— Exercise requirements —
Set out each line from the following listing that includes the word "合同会社マーケティングサポート".

(Recorded data)
---*---

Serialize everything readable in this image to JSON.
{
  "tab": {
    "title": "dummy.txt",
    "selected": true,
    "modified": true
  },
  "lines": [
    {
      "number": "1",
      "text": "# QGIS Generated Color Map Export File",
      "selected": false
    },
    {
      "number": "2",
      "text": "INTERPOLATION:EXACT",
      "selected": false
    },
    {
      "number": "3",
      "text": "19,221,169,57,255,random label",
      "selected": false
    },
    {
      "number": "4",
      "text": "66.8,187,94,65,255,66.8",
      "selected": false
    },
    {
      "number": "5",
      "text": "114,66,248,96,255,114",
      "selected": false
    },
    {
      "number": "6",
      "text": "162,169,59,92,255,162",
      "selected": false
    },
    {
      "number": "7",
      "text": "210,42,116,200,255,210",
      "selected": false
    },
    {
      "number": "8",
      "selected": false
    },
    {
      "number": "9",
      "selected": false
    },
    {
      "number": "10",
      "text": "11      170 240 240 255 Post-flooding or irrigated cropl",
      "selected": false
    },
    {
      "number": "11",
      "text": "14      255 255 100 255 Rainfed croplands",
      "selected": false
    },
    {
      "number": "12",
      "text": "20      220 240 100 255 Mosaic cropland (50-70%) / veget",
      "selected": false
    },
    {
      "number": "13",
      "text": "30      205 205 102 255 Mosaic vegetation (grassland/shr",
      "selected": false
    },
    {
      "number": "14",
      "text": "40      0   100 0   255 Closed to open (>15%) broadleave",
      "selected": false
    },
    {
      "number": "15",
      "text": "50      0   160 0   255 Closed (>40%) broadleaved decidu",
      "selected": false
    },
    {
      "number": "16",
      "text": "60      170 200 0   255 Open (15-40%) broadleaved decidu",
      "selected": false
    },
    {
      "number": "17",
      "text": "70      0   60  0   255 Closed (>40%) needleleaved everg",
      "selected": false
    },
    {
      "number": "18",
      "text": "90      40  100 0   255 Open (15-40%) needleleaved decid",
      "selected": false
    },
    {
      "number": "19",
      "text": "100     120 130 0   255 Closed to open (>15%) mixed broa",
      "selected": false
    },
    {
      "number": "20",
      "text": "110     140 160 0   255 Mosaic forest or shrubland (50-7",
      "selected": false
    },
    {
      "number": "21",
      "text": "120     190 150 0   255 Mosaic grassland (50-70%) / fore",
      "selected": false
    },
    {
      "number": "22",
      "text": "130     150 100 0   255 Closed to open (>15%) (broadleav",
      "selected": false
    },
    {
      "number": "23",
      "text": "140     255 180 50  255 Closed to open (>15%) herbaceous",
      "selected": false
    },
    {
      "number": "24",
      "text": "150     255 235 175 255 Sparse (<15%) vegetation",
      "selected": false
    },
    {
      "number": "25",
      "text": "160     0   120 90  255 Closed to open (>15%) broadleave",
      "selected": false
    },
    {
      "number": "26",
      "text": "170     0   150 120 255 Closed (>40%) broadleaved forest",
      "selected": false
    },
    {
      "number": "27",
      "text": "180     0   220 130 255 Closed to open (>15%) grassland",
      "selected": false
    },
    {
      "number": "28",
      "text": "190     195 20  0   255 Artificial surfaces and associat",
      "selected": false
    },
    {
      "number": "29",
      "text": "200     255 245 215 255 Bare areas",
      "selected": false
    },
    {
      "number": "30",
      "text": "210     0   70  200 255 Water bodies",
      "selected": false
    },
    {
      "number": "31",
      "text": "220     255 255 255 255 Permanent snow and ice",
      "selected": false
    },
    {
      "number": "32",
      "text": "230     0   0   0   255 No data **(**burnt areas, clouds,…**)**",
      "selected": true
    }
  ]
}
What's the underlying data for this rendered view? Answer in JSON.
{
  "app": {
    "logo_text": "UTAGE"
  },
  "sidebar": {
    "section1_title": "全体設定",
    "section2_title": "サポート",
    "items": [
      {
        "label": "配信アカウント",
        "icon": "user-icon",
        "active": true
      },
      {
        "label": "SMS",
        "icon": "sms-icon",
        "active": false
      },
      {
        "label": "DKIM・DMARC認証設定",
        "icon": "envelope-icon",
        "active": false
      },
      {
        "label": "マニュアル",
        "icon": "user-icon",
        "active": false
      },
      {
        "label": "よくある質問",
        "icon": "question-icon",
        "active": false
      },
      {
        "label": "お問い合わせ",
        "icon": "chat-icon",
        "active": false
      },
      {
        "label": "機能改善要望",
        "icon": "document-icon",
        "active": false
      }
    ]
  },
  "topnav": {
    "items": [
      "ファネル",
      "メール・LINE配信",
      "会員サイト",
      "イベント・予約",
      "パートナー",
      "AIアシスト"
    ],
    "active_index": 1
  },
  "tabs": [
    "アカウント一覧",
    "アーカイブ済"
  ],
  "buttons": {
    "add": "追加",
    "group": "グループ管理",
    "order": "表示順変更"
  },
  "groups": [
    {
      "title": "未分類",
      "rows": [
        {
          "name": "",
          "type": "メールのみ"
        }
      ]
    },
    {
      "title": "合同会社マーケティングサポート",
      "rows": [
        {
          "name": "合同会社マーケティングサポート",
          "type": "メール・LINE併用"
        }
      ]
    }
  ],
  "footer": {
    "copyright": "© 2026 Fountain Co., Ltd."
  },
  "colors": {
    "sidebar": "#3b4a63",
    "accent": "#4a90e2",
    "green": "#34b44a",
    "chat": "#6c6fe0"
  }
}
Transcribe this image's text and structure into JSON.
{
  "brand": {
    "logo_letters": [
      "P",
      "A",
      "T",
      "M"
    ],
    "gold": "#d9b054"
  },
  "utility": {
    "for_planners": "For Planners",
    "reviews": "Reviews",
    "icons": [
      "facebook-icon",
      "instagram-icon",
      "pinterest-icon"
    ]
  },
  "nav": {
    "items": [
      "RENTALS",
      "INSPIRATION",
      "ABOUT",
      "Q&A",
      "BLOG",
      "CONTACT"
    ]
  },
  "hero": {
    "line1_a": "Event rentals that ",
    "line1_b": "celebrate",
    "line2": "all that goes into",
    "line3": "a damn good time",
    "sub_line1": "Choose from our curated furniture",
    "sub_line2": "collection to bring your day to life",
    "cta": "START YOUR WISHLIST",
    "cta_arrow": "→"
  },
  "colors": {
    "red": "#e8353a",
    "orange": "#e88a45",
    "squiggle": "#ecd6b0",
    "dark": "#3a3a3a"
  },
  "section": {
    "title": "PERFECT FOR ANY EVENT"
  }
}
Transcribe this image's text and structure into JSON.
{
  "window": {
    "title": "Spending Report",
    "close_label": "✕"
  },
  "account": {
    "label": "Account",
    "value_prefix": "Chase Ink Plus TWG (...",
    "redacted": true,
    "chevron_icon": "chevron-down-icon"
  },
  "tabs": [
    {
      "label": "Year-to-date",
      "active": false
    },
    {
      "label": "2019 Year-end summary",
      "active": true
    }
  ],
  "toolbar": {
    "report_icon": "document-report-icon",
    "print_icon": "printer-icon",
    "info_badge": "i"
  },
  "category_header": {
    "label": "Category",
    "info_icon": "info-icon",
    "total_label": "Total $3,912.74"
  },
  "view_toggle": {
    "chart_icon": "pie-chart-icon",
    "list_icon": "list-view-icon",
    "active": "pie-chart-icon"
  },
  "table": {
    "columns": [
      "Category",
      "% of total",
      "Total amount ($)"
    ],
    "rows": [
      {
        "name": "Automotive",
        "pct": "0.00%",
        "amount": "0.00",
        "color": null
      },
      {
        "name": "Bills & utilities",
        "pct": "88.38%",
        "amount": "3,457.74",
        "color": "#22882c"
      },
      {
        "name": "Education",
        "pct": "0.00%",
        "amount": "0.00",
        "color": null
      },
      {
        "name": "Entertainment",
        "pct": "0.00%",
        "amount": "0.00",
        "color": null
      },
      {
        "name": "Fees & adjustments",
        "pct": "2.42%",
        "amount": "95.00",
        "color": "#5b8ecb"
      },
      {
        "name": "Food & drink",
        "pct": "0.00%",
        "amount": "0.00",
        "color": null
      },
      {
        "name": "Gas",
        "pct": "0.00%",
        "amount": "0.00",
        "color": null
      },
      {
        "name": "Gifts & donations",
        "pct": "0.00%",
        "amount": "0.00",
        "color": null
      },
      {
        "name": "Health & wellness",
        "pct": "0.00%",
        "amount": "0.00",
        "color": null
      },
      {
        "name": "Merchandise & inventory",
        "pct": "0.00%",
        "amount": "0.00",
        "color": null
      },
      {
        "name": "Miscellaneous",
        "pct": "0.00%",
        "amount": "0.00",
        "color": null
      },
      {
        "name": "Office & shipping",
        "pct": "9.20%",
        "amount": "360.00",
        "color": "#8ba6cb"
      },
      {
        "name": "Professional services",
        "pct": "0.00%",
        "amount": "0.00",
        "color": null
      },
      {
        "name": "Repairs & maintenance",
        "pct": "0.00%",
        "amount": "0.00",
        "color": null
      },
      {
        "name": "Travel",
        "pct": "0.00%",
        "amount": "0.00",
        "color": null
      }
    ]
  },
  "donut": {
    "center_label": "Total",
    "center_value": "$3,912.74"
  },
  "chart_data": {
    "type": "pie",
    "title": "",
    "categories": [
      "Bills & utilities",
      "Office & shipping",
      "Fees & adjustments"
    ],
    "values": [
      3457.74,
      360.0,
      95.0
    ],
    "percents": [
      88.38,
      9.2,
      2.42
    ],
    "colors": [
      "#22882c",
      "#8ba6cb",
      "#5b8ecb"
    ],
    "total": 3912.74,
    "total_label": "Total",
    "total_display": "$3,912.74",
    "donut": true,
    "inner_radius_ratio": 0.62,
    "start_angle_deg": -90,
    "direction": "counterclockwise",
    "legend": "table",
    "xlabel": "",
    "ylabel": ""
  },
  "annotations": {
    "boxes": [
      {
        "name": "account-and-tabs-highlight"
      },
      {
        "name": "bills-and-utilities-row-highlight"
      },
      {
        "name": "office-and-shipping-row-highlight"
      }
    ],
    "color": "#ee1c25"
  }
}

---*---

— Correct result —
      "title": "合同会社マーケティングサポート",
          "name": "合同会社マーケティングサポート",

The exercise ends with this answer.